**Exercise brief:**
Pick every line with "category" from the material below.

# # # # # # #

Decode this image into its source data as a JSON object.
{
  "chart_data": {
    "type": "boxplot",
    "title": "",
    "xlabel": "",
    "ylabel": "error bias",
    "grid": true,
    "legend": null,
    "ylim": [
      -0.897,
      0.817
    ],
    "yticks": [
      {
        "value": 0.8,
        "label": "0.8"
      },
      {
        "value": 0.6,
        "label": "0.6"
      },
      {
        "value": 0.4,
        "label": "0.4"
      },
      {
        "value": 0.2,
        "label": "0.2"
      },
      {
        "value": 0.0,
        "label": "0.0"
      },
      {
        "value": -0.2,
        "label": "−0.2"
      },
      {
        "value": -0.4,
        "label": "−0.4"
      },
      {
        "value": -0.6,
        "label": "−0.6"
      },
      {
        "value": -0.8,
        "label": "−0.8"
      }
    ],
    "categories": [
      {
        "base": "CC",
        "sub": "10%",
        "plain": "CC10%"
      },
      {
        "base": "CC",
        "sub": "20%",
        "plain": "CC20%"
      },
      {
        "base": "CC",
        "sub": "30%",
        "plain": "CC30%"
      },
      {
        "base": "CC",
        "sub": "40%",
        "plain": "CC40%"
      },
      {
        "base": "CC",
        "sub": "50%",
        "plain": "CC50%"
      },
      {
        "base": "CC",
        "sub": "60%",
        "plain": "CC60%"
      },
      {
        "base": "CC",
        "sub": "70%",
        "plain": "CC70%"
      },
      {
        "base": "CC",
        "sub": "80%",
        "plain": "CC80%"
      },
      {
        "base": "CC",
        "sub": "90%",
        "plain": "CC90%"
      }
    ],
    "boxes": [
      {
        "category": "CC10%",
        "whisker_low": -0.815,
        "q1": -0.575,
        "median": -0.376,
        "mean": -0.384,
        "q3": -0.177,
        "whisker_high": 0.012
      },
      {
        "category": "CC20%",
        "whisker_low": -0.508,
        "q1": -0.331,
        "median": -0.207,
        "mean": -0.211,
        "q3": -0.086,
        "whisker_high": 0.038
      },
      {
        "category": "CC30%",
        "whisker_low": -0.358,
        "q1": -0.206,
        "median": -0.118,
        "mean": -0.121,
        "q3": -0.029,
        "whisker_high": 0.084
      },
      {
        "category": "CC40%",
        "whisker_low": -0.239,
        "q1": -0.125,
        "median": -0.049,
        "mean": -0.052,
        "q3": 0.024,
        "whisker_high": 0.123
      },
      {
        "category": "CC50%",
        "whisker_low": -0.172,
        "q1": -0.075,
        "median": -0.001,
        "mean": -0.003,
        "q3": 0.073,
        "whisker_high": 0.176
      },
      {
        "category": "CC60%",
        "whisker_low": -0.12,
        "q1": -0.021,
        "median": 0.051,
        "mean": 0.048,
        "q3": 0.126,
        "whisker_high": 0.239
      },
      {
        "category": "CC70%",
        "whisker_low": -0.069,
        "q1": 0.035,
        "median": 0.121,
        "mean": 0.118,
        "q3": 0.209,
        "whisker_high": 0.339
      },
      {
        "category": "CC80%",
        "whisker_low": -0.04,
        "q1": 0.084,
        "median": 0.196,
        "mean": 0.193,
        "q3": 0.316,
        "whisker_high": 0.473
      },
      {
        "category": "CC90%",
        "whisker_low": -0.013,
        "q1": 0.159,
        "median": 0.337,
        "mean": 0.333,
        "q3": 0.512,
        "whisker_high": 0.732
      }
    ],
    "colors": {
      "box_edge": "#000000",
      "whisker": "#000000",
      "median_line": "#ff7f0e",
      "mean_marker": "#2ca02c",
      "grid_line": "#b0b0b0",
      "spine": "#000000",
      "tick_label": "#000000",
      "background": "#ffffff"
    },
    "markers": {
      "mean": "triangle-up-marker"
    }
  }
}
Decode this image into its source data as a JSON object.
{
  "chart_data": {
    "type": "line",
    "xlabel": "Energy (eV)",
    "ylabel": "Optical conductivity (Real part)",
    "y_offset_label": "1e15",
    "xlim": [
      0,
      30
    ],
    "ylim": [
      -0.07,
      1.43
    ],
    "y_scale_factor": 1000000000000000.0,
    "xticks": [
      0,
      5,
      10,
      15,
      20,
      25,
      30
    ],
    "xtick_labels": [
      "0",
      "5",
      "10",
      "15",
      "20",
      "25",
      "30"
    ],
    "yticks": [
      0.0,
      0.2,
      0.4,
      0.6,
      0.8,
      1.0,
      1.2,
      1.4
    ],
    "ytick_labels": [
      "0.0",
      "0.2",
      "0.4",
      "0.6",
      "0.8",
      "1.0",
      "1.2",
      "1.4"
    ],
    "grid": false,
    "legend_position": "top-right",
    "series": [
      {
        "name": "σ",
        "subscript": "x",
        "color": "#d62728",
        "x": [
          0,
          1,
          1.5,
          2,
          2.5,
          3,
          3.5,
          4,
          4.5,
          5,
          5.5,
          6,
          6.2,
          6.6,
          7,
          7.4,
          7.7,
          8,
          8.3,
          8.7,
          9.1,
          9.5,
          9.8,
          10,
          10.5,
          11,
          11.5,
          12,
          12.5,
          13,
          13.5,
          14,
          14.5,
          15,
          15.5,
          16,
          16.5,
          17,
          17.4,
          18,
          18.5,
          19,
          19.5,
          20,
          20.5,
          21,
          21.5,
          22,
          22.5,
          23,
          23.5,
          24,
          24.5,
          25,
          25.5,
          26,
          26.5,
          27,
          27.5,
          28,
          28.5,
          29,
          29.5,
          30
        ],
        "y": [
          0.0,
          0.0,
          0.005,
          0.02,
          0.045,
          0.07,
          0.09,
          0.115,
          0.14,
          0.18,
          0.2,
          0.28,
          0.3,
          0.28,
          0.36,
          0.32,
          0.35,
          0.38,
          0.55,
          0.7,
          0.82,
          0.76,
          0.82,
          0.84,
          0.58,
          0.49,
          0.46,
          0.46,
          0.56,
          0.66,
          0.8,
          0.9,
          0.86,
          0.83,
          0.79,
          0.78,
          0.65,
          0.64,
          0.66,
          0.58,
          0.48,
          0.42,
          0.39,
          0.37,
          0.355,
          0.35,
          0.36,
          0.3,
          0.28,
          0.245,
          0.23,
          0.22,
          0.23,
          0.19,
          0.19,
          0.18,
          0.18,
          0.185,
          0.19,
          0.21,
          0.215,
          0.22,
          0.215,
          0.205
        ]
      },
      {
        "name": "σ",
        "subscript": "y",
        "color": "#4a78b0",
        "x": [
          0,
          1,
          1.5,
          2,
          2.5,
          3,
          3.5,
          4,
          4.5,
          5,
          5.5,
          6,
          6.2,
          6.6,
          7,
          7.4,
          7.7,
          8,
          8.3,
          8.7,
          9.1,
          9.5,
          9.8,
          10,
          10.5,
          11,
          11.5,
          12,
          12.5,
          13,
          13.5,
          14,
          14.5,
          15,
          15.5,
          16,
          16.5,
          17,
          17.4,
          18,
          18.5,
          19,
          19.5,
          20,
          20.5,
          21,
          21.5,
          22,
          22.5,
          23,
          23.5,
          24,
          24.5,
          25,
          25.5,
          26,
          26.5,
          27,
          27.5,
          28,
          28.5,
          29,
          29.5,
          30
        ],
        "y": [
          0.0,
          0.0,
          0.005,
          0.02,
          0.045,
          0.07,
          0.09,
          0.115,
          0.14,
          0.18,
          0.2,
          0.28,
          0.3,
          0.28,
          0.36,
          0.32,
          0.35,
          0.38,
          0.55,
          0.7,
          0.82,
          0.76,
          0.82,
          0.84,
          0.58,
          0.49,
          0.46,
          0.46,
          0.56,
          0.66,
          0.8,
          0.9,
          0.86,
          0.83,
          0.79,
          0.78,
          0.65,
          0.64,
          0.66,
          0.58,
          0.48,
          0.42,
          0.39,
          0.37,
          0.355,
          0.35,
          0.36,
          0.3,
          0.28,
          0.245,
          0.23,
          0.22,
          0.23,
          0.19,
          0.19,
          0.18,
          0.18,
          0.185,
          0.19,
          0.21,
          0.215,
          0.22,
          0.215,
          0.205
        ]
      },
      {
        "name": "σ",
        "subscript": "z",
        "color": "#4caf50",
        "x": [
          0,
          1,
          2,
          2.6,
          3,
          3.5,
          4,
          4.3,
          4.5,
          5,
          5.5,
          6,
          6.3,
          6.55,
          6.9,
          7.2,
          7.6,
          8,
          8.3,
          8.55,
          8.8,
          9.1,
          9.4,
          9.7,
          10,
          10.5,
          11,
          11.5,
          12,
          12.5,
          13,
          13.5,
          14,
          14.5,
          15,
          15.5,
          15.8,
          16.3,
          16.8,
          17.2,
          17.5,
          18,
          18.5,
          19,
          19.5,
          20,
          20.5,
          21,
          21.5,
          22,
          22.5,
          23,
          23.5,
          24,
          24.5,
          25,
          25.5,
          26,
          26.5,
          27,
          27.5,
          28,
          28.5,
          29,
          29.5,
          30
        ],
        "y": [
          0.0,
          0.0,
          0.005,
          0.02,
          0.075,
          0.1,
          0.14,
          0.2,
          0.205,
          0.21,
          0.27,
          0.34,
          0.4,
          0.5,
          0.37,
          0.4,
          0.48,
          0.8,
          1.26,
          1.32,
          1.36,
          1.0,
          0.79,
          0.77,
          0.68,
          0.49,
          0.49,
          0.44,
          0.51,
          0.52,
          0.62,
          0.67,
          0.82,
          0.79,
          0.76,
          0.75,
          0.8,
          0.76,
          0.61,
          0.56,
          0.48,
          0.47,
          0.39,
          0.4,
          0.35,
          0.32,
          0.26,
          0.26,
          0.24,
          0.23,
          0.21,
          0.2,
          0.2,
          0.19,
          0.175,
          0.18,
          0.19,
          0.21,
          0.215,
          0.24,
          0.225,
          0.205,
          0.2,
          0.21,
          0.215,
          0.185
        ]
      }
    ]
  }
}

# # # # # # #

**Solution:**
        "category": "CC10%",
        "category": "CC20%",
        "category": "CC30%",
        "category": "CC40%",
        "category": "CC50%",
        "category": "CC60%",
        "category": "CC70%",
        "category": "CC80%",
        "category": "CC90%",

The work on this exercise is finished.